### Task description:
Below are the entries; count the lines in them that contain the word "have" and give only the number.

+--

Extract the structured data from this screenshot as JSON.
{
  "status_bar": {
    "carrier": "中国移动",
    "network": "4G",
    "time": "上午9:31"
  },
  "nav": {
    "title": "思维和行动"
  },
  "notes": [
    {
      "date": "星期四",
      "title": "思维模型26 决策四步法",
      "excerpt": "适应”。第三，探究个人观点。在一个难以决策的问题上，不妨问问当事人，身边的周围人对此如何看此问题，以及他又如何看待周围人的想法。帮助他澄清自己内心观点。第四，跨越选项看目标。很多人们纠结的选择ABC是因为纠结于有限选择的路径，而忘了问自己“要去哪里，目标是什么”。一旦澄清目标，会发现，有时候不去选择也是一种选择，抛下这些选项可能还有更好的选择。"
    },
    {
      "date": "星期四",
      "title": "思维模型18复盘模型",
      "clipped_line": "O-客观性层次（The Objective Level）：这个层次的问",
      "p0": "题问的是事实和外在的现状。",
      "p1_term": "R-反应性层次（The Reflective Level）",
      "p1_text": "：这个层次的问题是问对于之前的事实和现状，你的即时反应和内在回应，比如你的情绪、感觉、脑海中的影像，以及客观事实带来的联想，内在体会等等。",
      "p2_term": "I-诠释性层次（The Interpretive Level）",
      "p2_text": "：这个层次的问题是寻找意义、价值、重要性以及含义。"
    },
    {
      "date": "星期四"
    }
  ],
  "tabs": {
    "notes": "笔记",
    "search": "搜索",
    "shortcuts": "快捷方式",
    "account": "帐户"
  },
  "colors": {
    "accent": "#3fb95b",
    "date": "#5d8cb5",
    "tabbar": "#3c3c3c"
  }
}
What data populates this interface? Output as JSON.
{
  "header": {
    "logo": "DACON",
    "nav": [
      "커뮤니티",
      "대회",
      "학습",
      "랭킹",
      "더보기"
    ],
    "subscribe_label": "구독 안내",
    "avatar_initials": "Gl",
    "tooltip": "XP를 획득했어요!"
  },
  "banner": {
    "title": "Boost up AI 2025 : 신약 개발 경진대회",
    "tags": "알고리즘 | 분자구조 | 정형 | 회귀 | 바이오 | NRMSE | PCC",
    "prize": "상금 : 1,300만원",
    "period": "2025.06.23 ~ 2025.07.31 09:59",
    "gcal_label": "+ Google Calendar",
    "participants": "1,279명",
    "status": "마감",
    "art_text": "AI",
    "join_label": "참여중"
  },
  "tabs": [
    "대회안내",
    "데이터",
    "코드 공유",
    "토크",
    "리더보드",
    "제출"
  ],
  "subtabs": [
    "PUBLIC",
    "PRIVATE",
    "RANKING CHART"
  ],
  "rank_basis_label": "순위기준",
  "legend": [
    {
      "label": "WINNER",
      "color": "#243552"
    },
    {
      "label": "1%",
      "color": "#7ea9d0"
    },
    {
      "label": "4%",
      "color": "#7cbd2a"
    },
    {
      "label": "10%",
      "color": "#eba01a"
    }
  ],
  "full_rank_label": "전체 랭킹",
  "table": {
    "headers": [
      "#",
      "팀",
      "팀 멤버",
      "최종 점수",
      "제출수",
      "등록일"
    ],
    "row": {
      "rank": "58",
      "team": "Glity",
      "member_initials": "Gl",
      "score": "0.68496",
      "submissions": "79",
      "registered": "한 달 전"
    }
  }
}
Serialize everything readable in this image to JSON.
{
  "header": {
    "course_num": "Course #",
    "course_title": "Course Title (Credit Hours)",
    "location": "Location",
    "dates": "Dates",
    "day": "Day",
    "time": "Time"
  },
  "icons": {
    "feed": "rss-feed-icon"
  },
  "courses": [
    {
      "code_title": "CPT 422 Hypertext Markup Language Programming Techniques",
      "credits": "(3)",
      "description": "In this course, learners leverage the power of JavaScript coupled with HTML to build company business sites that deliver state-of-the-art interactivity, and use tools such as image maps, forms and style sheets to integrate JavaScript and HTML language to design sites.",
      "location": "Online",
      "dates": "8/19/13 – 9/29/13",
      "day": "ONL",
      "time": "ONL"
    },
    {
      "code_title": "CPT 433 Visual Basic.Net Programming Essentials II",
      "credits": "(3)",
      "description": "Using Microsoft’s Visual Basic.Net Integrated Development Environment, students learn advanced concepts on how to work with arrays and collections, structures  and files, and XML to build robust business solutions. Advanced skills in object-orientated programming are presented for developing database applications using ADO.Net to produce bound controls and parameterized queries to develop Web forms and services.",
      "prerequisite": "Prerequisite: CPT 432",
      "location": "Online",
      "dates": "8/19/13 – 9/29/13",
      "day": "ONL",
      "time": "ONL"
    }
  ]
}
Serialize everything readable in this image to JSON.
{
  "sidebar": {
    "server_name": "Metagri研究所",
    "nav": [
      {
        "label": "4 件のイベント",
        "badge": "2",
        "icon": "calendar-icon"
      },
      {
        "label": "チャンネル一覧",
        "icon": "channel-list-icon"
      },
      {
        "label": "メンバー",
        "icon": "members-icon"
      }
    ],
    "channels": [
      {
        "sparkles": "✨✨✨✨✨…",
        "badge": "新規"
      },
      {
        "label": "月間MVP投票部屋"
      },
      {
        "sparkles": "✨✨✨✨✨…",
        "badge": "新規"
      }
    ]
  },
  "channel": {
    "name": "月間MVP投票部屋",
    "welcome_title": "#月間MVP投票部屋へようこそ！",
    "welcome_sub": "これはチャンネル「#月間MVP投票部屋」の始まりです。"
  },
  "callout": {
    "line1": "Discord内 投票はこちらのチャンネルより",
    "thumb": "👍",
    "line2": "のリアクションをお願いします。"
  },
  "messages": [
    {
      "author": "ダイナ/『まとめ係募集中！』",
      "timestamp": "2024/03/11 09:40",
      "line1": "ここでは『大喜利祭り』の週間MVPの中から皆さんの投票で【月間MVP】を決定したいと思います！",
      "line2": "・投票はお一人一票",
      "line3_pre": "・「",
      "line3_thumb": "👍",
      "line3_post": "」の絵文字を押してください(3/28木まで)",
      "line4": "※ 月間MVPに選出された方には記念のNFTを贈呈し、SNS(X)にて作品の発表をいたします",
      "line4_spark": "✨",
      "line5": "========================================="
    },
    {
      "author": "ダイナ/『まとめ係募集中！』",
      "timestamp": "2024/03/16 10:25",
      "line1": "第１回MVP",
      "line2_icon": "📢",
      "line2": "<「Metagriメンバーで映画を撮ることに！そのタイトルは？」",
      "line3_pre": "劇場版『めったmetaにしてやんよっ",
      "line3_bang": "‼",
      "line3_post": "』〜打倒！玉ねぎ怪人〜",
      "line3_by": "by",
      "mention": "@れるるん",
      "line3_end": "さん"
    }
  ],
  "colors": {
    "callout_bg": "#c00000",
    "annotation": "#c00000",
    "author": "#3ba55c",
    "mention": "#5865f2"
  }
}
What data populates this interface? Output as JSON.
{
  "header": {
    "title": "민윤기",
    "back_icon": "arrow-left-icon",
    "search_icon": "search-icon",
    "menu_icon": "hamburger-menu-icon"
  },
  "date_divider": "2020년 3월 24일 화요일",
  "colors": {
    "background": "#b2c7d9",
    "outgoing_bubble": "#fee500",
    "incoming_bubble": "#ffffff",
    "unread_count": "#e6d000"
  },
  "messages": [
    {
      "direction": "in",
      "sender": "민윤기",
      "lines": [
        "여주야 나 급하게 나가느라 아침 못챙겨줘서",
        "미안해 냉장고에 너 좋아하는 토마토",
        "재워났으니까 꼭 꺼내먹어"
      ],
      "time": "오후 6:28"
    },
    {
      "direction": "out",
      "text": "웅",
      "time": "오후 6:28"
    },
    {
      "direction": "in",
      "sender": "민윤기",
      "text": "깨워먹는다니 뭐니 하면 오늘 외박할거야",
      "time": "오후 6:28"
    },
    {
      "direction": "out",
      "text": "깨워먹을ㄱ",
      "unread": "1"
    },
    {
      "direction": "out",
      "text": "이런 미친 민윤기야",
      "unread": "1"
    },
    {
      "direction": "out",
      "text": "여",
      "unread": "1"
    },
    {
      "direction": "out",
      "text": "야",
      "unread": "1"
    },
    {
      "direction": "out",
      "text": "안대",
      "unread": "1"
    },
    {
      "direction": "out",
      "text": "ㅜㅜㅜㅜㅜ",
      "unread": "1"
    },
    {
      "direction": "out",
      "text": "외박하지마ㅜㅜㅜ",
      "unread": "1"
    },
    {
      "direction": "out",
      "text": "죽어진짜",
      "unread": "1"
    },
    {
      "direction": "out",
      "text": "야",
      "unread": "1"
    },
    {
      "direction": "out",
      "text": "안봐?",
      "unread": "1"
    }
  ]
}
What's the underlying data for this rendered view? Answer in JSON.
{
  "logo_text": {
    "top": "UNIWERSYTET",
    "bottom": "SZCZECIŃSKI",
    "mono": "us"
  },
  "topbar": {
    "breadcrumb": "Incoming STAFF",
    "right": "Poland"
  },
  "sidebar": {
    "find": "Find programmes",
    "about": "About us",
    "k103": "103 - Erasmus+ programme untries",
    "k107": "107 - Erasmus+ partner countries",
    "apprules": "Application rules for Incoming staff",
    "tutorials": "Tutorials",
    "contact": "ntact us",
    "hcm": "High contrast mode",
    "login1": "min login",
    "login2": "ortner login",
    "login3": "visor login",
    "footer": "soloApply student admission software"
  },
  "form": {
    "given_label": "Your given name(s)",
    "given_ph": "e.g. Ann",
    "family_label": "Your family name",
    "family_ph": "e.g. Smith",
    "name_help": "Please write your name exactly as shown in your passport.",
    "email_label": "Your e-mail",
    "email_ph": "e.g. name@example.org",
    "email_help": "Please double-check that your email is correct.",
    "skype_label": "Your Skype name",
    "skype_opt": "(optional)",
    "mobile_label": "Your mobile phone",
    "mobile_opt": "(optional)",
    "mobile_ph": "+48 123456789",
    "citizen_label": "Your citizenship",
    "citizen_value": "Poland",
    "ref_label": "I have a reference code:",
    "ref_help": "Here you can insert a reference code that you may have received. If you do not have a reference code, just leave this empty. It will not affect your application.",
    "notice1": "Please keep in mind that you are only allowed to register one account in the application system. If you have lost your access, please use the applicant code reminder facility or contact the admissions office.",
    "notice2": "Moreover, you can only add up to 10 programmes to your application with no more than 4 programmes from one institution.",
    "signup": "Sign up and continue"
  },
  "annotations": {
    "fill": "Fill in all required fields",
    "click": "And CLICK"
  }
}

+--

### Exercise response:
3